▸ **Given instruction**:
In the data, extract each line that holds the string "name".

— start Entries —

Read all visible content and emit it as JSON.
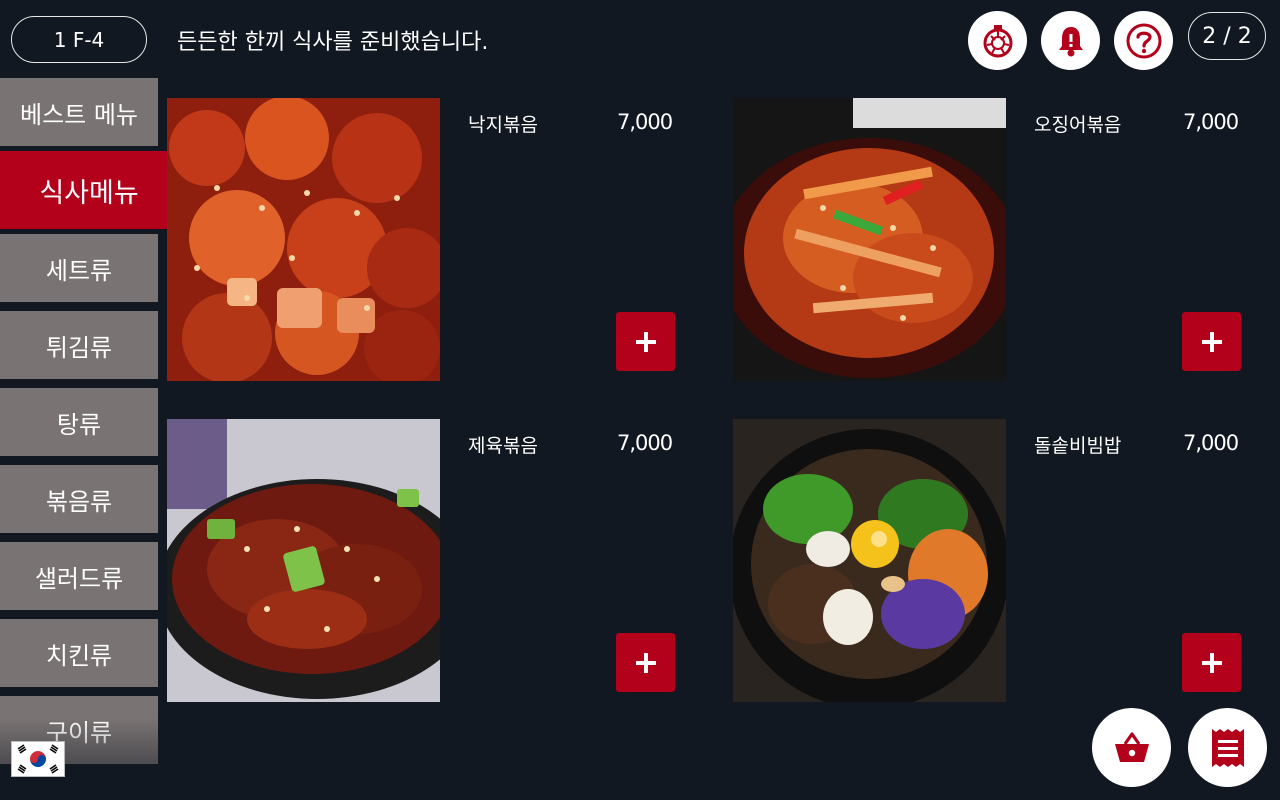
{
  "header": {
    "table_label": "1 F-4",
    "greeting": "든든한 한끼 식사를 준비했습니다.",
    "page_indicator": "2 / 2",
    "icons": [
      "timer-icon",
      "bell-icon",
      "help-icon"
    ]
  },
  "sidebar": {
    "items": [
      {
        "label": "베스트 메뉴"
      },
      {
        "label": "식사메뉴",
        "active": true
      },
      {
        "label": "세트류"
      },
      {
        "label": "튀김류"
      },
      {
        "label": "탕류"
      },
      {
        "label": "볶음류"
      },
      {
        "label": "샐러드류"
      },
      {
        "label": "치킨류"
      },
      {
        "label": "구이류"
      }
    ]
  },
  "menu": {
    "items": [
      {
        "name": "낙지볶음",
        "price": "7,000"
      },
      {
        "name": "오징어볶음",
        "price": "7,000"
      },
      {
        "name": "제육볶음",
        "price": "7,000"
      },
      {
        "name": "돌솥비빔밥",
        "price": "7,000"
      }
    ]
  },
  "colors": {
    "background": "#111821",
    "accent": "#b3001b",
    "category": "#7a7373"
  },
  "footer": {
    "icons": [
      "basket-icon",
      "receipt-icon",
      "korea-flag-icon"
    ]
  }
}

— end Entries —

▸ **Result below**:
        "name": "낙지볶음",
        "name": "오징어볶음",
        "name": "제육볶음",
        "name": "돌솥비빔밥",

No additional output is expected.